Task instructions >> Rewrite the data from the start through the line containing "info-label: Semana/Hora:: [824, 538, 949, 559]", replacing "delete-button" with "remove-button" and changing nothing else. Return only those lines.

Data supplied >>
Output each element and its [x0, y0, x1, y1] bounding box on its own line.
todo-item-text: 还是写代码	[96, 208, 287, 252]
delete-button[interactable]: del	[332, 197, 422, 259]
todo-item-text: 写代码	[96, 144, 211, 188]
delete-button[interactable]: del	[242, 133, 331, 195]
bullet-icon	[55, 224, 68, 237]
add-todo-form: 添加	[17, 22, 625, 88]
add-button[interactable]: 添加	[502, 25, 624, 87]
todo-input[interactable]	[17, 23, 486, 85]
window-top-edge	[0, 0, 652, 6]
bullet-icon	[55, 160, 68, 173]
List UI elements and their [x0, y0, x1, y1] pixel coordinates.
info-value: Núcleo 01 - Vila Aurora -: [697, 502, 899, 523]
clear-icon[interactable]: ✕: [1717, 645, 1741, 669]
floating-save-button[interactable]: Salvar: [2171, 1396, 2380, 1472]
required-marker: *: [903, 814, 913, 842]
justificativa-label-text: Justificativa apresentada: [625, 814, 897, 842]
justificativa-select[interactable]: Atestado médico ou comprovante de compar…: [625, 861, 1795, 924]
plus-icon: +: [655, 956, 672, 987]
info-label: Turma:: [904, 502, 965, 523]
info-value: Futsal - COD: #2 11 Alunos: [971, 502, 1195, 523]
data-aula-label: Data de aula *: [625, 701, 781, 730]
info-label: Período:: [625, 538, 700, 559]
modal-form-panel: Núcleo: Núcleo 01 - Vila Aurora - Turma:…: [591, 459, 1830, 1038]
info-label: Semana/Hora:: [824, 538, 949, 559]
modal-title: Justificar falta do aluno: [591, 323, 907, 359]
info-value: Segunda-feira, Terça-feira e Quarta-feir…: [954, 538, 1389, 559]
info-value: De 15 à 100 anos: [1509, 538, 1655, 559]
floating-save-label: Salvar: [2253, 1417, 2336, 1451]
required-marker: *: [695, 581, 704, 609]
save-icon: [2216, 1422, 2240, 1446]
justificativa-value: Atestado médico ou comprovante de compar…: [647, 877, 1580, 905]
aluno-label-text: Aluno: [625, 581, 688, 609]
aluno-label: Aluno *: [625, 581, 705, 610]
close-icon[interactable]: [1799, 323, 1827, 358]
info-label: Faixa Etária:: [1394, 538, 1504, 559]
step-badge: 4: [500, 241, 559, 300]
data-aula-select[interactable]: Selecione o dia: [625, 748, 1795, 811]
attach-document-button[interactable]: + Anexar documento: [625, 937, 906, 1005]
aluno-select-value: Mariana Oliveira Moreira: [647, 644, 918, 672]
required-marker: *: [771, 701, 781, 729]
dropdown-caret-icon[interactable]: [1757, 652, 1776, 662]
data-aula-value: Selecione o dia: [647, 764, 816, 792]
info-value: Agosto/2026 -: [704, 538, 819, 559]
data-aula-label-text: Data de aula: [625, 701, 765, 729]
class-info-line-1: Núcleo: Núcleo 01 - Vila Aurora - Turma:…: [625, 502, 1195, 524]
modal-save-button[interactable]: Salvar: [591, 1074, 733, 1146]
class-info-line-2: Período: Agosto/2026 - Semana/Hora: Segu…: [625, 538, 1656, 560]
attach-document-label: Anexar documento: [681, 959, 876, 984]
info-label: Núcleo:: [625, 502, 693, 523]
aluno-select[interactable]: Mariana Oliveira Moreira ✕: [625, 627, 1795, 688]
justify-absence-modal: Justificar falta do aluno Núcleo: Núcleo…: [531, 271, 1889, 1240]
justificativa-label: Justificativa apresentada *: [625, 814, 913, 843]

Result below >>
Output each element and its [x0, y0, x1, y1] bounding box on its own line.
todo-item-text: 还是写代码	[96, 208, 287, 252]
remove-button[interactable]: del	[332, 197, 422, 259]
todo-item-text: 写代码	[96, 144, 211, 188]
remove-button[interactable]: del	[242, 133, 331, 195]
bullet-icon	[55, 224, 68, 237]
add-todo-form: 添加	[17, 22, 625, 88]
add-button[interactable]: 添加	[502, 25, 624, 87]
todo-input[interactable]	[17, 23, 486, 85]
window-top-edge	[0, 0, 652, 6]
bullet-icon	[55, 160, 68, 173]
List UI elements and their [x0, y0, x1, y1] pixel coordinates.
info-value: Núcleo 01 - Vila Aurora -: [697, 502, 899, 523]
clear-icon[interactable]: ✕: [1717, 645, 1741, 669]
floating-save-button[interactable]: Salvar: [2171, 1396, 2380, 1472]
required-marker: *: [903, 814, 913, 842]
justificativa-label-text: Justificativa apresentada: [625, 814, 897, 842]
justificativa-select[interactable]: Atestado médico ou comprovante de compar…: [625, 861, 1795, 924]
plus-icon: +: [655, 956, 672, 987]
info-label: Turma:: [904, 502, 965, 523]
info-value: Futsal - COD: #2 11 Alunos: [971, 502, 1195, 523]
data-aula-label: Data de aula *: [625, 701, 781, 730]
info-label: Período:: [625, 538, 700, 559]
modal-form-panel: Núcleo: Núcleo 01 - Vila Aurora - Turma:…: [591, 459, 1830, 1038]
info-label: Semana/Hora:: [824, 538, 949, 559]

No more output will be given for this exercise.